THE TASK: Review the lines that follow and copy each one that contains the word "text".

Dataset excerpt:
— begin —
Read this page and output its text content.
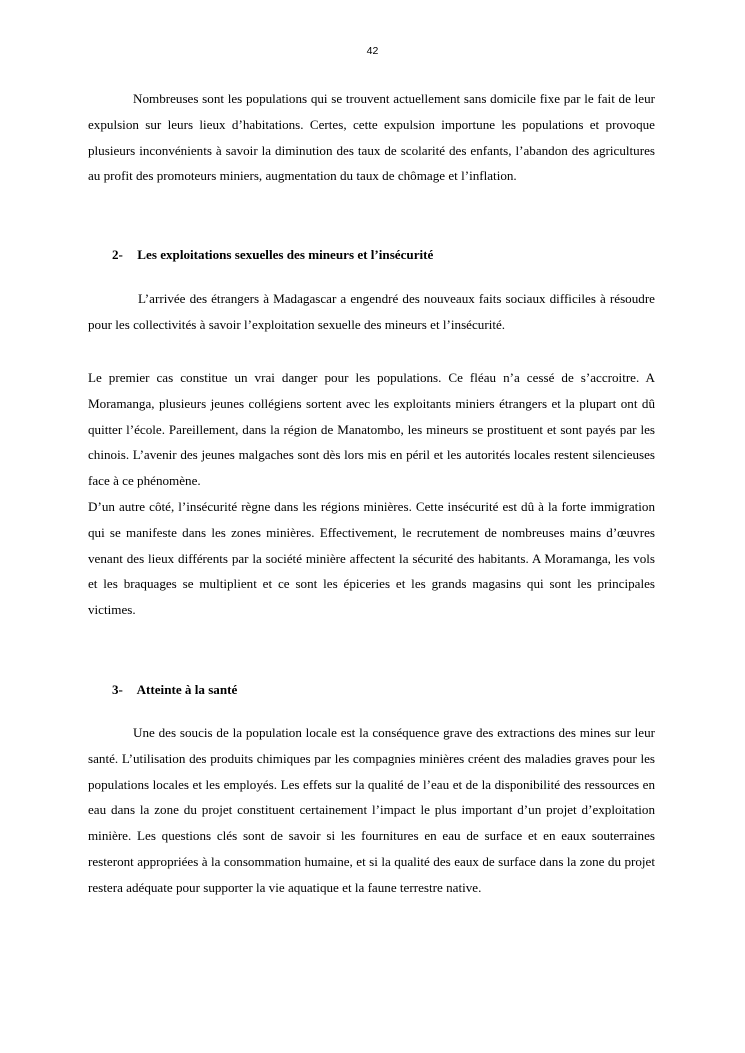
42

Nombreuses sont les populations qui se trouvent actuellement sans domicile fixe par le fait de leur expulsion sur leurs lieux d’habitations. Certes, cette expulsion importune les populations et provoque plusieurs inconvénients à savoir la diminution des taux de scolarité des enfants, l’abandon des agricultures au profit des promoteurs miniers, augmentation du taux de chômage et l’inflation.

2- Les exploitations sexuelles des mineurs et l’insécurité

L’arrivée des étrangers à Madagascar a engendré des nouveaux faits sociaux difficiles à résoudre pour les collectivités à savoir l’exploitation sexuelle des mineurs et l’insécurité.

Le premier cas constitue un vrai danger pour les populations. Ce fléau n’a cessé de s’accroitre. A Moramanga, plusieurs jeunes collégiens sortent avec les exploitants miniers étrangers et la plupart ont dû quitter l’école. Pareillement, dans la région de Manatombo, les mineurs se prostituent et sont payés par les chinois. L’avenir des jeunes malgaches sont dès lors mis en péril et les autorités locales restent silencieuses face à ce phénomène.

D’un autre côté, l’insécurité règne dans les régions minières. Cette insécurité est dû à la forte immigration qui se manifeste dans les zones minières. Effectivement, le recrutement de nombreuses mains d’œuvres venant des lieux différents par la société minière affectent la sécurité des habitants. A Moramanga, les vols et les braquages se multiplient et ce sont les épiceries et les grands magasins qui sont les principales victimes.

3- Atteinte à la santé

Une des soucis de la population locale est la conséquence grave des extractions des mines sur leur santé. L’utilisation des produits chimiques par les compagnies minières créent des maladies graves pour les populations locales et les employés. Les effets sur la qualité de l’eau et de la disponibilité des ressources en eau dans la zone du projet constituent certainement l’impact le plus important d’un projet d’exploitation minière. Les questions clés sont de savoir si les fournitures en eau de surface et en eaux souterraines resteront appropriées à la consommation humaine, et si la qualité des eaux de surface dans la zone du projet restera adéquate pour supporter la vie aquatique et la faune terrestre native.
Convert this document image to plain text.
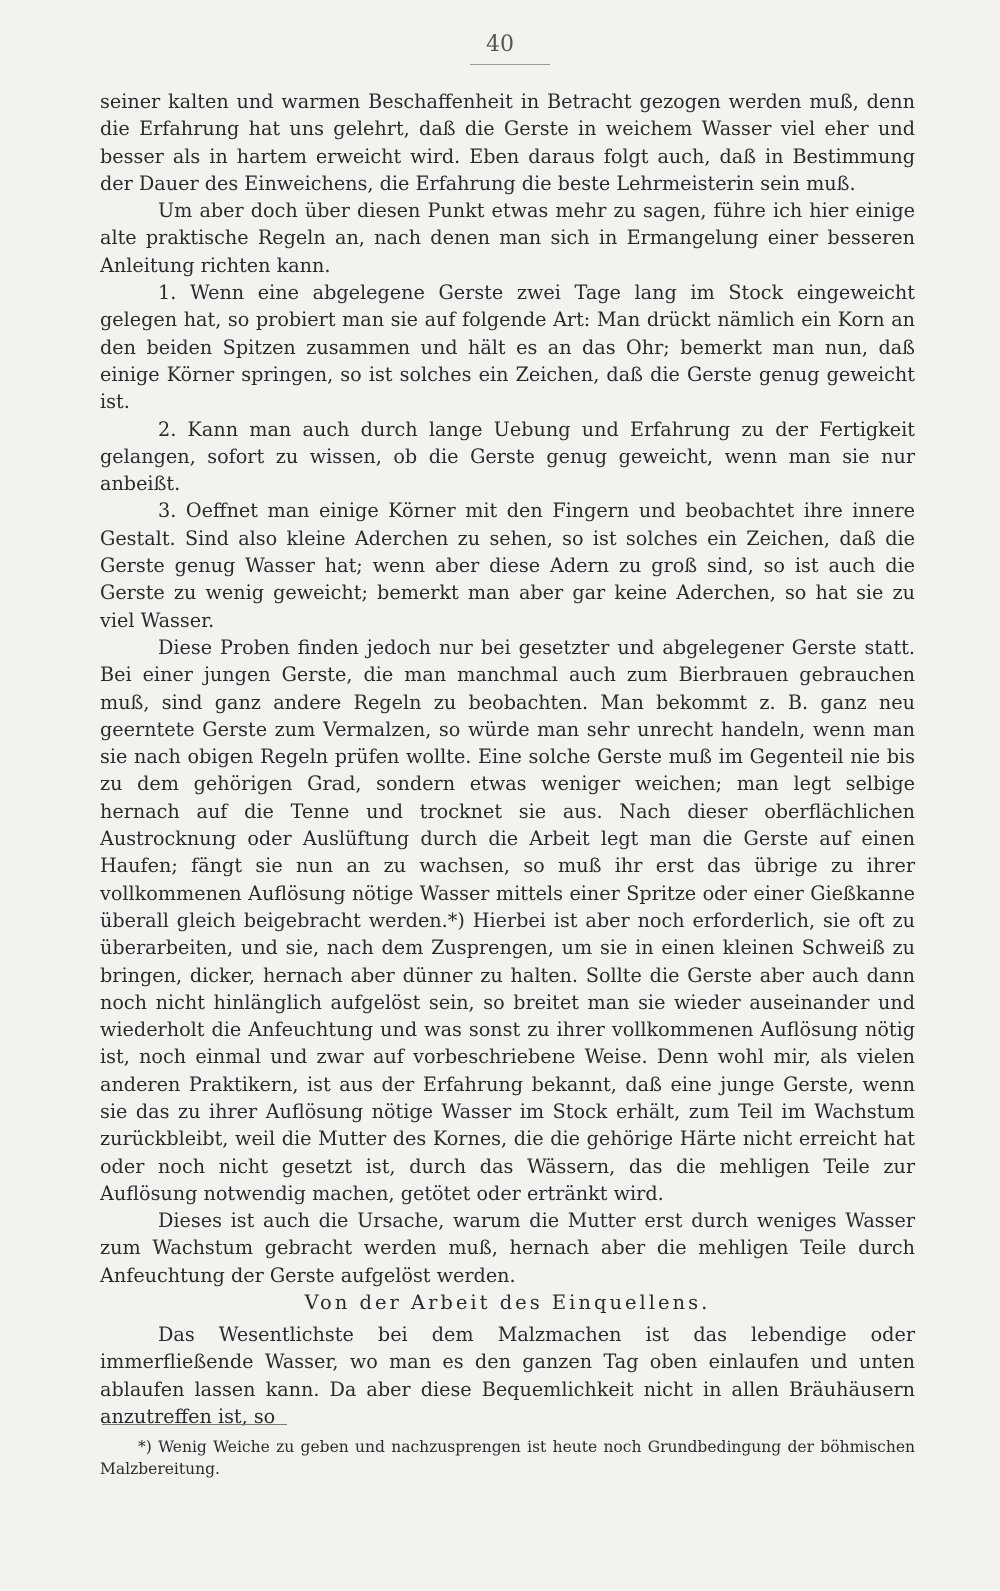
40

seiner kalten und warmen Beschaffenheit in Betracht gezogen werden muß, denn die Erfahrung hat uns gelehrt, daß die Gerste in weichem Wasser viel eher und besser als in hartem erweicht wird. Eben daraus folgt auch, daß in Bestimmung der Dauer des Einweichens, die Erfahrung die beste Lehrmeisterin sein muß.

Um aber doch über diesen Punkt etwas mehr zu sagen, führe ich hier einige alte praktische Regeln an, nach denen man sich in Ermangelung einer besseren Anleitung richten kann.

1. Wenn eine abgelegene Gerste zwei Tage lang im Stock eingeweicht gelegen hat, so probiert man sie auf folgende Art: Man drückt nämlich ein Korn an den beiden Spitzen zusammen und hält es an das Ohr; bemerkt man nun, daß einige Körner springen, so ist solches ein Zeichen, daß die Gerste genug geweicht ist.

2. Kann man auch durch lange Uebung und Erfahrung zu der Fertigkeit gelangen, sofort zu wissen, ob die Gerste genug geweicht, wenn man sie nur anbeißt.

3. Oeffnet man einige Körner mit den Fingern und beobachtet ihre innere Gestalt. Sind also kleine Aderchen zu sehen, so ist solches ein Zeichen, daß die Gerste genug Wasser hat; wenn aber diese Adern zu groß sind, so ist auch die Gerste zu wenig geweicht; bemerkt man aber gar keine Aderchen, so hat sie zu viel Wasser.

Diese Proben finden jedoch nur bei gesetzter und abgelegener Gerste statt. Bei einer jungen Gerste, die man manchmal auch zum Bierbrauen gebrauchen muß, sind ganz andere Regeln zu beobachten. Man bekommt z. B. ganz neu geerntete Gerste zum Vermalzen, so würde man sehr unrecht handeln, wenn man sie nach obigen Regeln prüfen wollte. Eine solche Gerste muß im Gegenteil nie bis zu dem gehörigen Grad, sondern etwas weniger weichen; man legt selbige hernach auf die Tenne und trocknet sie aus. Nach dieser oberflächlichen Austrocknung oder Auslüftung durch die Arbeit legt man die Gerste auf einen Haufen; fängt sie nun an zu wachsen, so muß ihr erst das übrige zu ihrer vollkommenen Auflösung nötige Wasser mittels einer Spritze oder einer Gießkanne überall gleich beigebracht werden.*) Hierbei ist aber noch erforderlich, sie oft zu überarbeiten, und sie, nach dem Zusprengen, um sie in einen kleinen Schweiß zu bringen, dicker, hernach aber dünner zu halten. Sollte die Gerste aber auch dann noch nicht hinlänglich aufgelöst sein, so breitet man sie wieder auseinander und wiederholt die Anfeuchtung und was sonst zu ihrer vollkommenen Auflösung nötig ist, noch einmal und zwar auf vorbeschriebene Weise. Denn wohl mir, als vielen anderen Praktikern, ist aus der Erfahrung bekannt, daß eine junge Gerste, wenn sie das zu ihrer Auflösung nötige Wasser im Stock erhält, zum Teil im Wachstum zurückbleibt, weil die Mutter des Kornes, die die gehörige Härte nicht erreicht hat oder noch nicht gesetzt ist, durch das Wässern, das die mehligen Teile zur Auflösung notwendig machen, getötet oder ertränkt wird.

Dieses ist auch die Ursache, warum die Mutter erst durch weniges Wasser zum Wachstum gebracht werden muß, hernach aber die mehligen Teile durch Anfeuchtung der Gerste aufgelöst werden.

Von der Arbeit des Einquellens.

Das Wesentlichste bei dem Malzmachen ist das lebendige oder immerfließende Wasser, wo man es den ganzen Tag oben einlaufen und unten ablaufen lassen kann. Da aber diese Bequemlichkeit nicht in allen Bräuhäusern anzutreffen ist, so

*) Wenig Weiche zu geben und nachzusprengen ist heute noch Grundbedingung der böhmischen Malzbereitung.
— end —
EXERCISE RESPONSE:
Read this page and output its text content.
Convert this document image to plain text.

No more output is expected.